> _Request_:
Every line that holds "hint" should be shown.

> _Supplied material_:
-*-
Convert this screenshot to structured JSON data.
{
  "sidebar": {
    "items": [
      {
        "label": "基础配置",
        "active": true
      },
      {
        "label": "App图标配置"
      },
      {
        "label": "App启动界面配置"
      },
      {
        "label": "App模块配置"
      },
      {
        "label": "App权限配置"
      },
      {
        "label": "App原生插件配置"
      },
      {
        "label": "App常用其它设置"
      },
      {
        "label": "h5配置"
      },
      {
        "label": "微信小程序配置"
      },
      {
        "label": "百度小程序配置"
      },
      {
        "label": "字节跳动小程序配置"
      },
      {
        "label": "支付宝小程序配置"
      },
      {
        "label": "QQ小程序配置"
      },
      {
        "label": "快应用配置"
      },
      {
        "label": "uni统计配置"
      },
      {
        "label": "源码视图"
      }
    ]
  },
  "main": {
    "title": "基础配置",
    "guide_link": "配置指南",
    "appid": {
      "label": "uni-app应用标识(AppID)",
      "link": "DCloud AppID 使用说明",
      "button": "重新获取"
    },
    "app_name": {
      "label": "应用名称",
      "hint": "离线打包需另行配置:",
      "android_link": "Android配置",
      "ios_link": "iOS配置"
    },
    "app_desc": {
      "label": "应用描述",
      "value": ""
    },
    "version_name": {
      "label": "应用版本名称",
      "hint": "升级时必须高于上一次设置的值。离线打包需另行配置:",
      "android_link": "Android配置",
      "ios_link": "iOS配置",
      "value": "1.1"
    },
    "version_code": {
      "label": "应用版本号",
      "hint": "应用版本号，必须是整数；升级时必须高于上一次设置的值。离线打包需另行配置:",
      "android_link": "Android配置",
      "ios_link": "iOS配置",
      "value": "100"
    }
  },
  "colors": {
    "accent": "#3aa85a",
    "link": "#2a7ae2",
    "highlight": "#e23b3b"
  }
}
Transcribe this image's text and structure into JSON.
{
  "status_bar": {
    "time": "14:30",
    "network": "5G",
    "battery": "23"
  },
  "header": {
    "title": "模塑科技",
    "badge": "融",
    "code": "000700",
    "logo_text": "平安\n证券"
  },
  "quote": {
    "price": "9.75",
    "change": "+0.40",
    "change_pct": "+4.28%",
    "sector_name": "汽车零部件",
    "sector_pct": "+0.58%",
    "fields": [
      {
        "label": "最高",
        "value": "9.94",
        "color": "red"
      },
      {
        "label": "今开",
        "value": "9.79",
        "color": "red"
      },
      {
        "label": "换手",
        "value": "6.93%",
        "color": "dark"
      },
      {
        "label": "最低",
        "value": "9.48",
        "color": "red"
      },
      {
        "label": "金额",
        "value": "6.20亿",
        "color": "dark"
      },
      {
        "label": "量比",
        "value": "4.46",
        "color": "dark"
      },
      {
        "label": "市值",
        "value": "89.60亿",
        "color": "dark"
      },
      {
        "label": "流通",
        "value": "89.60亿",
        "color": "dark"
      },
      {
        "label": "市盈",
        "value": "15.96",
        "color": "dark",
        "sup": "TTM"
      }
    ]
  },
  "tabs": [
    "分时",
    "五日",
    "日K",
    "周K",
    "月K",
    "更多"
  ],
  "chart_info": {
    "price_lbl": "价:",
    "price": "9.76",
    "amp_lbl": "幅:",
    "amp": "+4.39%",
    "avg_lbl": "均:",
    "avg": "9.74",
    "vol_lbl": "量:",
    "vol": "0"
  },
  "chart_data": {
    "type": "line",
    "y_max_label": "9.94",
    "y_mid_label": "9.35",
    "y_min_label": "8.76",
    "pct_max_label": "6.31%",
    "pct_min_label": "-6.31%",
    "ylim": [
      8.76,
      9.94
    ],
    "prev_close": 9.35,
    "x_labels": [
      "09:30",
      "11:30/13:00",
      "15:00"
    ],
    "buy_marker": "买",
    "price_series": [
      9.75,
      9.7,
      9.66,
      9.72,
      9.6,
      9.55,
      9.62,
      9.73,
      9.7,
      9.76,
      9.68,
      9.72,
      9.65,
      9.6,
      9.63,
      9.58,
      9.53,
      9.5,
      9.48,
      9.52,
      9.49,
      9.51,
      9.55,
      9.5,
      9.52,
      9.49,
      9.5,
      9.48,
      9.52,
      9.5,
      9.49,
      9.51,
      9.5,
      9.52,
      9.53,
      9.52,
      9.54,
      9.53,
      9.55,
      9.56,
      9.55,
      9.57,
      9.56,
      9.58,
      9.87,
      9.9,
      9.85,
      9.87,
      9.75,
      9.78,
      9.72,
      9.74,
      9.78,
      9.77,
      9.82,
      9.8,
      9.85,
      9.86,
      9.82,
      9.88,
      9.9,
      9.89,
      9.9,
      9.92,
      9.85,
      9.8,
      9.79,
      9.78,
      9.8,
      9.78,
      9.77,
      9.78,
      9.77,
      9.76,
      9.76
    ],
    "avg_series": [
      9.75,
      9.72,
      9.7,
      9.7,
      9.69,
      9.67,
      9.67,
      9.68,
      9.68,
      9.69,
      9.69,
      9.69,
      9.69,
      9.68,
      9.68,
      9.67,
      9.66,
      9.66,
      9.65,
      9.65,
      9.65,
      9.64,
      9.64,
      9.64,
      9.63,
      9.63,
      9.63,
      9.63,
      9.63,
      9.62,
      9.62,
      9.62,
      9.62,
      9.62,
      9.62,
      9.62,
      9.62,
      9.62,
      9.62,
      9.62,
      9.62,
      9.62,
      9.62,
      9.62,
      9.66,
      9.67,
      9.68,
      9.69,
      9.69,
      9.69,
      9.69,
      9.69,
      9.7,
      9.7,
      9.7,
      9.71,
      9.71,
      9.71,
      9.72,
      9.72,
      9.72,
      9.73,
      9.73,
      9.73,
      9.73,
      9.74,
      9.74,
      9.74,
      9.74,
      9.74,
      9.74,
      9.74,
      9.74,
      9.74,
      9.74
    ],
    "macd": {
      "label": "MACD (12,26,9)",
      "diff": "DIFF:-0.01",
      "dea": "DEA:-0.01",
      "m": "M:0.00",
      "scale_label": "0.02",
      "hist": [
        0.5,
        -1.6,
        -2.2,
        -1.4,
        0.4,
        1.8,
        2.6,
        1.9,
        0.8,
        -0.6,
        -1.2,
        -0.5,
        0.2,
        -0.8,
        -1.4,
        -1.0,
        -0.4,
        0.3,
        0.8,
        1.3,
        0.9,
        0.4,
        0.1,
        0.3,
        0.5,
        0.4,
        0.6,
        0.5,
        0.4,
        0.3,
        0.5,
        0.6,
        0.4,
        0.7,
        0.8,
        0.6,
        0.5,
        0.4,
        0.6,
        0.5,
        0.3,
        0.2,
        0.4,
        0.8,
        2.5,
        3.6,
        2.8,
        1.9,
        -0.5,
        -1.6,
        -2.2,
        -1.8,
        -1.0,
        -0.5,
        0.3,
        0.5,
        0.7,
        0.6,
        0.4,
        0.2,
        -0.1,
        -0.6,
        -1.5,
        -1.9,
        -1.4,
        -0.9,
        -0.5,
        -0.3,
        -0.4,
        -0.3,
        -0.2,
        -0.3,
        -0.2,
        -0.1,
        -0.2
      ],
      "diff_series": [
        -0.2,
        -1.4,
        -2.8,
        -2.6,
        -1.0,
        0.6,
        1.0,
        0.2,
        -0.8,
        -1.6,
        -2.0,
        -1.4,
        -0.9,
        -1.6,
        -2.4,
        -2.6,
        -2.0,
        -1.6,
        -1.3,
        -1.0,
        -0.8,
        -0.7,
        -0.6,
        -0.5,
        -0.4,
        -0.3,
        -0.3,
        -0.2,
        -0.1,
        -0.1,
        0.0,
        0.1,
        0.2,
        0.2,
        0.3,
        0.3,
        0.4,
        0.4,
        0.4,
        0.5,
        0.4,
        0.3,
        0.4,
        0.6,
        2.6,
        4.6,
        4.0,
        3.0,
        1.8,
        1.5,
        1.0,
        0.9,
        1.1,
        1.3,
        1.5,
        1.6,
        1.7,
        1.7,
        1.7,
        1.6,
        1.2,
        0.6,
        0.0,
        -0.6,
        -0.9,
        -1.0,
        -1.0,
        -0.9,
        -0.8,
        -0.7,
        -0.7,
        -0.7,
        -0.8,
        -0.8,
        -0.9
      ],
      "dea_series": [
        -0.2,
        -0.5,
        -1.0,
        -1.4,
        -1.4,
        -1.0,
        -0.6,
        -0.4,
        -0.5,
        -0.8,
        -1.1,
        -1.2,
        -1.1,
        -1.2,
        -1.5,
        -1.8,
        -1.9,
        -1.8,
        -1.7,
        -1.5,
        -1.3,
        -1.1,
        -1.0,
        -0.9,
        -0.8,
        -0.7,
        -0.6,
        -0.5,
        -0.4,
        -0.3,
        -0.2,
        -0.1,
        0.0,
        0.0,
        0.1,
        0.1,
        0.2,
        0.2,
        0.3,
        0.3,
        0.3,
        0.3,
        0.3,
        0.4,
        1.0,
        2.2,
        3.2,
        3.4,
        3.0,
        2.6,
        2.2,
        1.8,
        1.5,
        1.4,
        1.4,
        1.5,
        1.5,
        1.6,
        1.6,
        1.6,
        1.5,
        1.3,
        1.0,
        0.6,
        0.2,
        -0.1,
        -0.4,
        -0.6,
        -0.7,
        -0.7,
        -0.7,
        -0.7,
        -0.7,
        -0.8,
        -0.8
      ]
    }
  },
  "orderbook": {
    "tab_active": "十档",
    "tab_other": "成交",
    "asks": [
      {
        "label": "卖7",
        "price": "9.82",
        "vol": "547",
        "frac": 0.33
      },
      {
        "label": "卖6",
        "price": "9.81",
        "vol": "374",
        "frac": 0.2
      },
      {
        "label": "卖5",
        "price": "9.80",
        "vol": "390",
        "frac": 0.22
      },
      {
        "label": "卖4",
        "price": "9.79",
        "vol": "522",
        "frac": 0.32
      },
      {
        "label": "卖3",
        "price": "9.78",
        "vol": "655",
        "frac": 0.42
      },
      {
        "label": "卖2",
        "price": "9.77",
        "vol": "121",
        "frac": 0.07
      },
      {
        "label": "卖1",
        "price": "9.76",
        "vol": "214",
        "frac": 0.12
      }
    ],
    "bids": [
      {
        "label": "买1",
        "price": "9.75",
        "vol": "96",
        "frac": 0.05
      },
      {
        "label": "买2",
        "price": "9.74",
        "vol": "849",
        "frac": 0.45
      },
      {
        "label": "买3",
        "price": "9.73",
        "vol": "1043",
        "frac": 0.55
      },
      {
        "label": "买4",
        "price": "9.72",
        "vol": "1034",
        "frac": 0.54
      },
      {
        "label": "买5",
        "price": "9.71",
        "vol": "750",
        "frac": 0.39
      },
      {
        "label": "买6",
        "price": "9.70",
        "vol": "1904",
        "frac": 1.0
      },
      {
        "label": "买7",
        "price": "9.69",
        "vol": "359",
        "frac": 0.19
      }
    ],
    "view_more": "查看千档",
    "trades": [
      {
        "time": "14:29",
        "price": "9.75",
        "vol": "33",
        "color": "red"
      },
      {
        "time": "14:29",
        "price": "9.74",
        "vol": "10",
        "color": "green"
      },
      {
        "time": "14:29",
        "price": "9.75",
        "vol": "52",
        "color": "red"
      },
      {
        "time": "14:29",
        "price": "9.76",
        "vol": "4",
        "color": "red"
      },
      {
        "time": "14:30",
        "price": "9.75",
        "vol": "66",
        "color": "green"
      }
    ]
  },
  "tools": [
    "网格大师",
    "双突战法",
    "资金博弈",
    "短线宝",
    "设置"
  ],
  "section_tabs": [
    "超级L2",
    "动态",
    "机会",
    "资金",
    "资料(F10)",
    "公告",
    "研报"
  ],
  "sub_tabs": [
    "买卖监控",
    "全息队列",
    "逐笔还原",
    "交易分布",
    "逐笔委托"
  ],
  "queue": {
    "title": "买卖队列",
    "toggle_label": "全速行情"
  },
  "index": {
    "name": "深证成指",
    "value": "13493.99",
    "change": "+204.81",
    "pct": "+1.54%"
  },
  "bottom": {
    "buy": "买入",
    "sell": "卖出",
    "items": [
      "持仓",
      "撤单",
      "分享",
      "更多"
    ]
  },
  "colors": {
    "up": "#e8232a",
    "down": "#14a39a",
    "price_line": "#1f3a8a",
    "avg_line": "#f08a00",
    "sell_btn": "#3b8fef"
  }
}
-*-
> _Exercise answer_:
      "hint": "离线打包需另行配置:",
      "hint": "升级时必须高于上一次设置的值。离线打包需另行配置:",
      "hint": "应用版本号，必须是整数；升级时必须高于上一次设置的值。离线打包需另行配置:",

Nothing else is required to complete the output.